Go over the listing below line by line and tally those containing "georgfischer". Give only the tally.

>> BEGIN Data section

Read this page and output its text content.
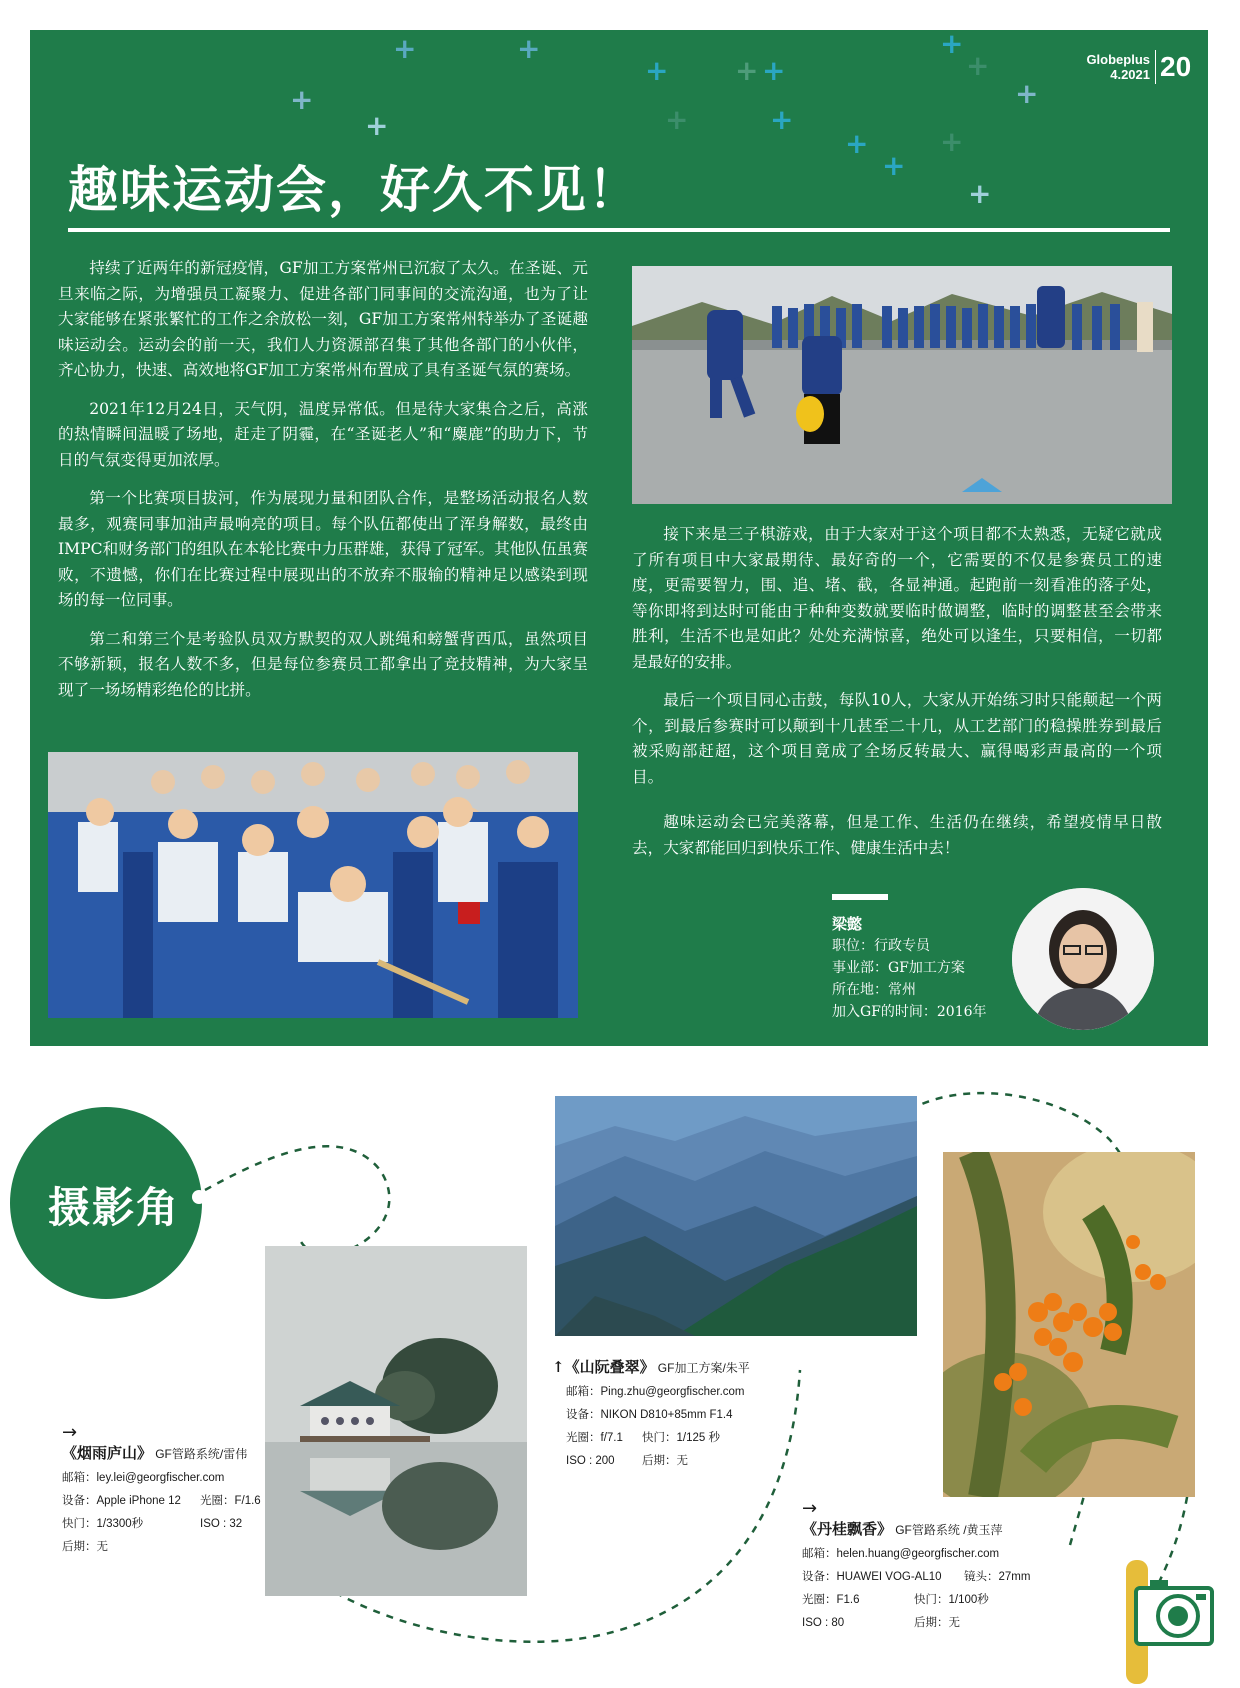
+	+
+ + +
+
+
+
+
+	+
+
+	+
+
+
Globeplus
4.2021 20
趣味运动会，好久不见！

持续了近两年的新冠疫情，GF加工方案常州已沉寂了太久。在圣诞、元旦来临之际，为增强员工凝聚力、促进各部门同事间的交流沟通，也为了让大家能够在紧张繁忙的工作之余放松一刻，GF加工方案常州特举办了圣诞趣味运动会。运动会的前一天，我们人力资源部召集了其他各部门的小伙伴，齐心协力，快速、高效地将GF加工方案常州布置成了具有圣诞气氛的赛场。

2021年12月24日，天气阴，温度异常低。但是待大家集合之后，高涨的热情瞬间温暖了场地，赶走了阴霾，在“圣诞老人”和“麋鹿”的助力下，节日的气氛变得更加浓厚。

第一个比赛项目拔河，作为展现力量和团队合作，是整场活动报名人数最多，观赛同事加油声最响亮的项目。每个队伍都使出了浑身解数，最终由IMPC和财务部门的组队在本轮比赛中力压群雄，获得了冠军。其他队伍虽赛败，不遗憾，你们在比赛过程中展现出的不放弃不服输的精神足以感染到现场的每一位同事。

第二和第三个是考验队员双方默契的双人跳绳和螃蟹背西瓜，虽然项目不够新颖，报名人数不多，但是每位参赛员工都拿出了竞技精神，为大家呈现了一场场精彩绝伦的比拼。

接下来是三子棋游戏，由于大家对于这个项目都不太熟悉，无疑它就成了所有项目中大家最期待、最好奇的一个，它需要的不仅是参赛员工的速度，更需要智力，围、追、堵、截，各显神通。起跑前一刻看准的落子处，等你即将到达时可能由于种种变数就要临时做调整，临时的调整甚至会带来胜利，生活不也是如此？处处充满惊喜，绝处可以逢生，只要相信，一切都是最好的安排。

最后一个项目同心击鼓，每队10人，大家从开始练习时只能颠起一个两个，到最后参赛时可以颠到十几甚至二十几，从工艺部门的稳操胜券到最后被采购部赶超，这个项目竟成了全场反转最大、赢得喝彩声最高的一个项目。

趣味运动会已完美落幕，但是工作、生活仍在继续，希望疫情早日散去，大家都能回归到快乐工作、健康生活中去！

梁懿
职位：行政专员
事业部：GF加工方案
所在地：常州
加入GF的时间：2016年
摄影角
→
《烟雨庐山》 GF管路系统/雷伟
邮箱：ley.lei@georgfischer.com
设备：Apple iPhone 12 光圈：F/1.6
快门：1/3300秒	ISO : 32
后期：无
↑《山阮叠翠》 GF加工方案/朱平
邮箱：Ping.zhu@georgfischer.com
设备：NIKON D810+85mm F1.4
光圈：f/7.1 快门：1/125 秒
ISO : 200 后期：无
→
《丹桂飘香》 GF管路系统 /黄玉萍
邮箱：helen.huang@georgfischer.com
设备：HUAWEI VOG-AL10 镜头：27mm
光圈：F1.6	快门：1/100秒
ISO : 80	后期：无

>> END Data section

● Result below: 3